[Request] Transcribe the material verbatim in full; the pictures do not belong in the copy.
╭─ Data to process
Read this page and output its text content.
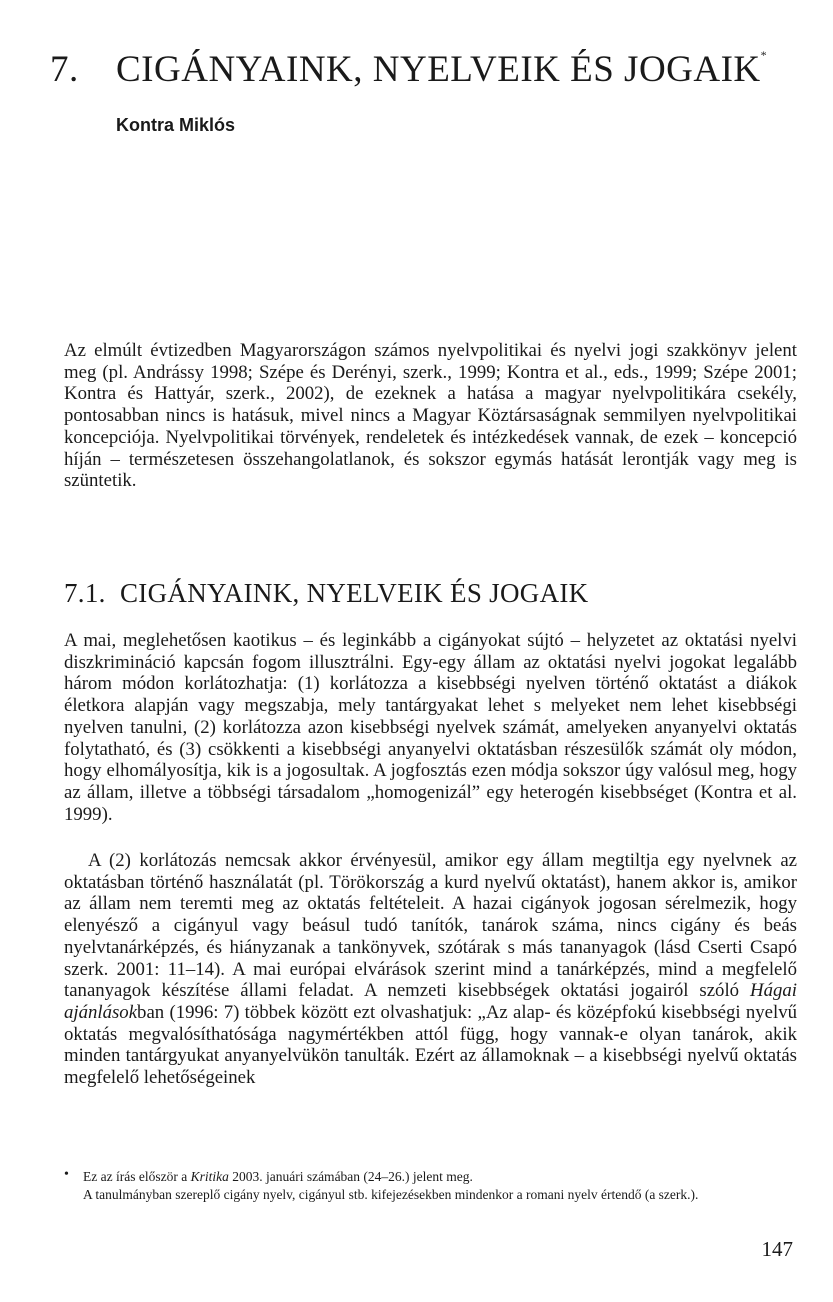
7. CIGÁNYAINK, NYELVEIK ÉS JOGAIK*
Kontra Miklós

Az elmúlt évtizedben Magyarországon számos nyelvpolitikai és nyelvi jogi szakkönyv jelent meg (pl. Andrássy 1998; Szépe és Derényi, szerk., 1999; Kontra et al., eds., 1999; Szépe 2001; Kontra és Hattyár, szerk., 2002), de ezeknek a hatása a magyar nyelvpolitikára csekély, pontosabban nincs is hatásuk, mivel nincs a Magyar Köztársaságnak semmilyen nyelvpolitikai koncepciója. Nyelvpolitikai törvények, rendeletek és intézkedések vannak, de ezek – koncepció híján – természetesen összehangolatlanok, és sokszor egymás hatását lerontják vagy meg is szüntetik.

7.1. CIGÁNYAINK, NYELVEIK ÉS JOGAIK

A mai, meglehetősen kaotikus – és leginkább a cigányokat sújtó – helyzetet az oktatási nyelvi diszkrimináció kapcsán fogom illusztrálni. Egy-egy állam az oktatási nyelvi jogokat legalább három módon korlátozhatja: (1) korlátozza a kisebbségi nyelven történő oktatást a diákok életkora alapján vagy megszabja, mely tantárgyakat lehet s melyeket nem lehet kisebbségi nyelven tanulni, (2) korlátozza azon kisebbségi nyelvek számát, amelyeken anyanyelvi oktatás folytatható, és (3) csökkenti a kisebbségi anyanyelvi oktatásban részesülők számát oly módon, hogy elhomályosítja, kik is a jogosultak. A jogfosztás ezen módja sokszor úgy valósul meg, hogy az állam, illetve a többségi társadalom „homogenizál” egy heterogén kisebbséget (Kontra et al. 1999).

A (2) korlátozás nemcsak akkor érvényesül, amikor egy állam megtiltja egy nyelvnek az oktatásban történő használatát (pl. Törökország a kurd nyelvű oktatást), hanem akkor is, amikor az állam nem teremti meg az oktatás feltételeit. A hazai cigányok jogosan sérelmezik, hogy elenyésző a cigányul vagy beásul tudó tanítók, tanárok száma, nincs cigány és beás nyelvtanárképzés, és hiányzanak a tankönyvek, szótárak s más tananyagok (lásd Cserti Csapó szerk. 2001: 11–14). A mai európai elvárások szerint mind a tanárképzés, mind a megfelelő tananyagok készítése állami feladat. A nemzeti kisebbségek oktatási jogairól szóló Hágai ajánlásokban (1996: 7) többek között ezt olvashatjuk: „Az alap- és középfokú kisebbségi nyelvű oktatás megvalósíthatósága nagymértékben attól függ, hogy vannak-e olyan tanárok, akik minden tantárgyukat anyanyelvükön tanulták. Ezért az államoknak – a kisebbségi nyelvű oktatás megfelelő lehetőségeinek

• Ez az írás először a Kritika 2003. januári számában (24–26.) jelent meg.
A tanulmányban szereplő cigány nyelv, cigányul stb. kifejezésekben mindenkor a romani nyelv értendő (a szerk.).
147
╰─
[Final answer]
Read this page and output its text content.
7. CIGÁNYAINK, NYELVEIK ÉS JOGAIK*
Kontra Miklós

Az elmúlt évtizedben Magyarországon számos nyelvpolitikai és nyelvi jogi szakkönyv jelent meg (pl. Andrássy 1998; Szépe és Derényi, szerk., 1999; Kontra et al., eds., 1999; Szépe 2001; Kontra és Hattyár, szerk., 2002), de ezeknek a hatása a magyar nyelvpolitikára csekély, pontosabban nincs is hatásuk, mivel nincs a Magyar Köztársaságnak semmilyen nyelvpolitikai koncepciója. Nyelvpolitikai törvények, rendeletek és intézkedések vannak, de ezek – koncepció híján – természetesen összehangolatlanok, és sokszor egymás hatását lerontják vagy meg is szüntetik.

7.1. CIGÁNYAINK, NYELVEIK ÉS JOGAIK

A mai, meglehetősen kaotikus – és leginkább a cigányokat sújtó – helyzetet az oktatási nyelvi diszkrimináció kapcsán fogom illusztrálni. Egy-egy állam az oktatási nyelvi jogokat legalább három módon korlátozhatja: (1) korlátozza a kisebbségi nyelven történő oktatást a diákok életkora alapján vagy megszabja, mely tantárgyakat lehet s melyeket nem lehet kisebbségi nyelven tanulni, (2) korlátozza azon kisebbségi nyelvek számát, amelyeken anyanyelvi oktatás folytatható, és (3) csökkenti a kisebbségi anyanyelvi oktatásban részesülők számát oly módon, hogy elhomályosítja, kik is a jogosultak. A jogfosztás ezen módja sokszor úgy valósul meg, hogy az állam, illetve a többségi társadalom „homogenizál” egy heterogén kisebbséget (Kontra et al. 1999).

A (2) korlátozás nemcsak akkor érvényesül, amikor egy állam megtiltja egy nyelvnek az oktatásban történő használatát (pl. Törökország a kurd nyelvű oktatást), hanem akkor is, amikor az állam nem teremti meg az oktatás feltételeit. A hazai cigányok jogosan sérelmezik, hogy elenyésző a cigányul vagy beásul tudó tanítók, tanárok száma, nincs cigány és beás nyelvtanárképzés, és hiányzanak a tankönyvek, szótárak s más tananyagok (lásd Cserti Csapó szerk. 2001: 11–14). A mai európai elvárások szerint mind a tanárképzés, mind a megfelelő tananyagok készítése állami feladat. A nemzeti kisebbségek oktatási jogairól szóló Hágai ajánlásokban (1996: 7) többek között ezt olvashatjuk: „Az alap- és középfokú kisebbségi nyelvű oktatás megvalósíthatósága nagymértékben attól függ, hogy vannak-e olyan tanárok, akik minden tantárgyukat anyanyelvükön tanulták. Ezért az államoknak – a kisebbségi nyelvű oktatás megfelelő lehetőségeinek

• Ez az írás először a Kritika 2003. januári számában (24–26.) jelent meg.
A tanulmányban szereplő cigány nyelv, cigányul stb. kifejezésekben mindenkor a romani nyelv értendő (a szerk.).
147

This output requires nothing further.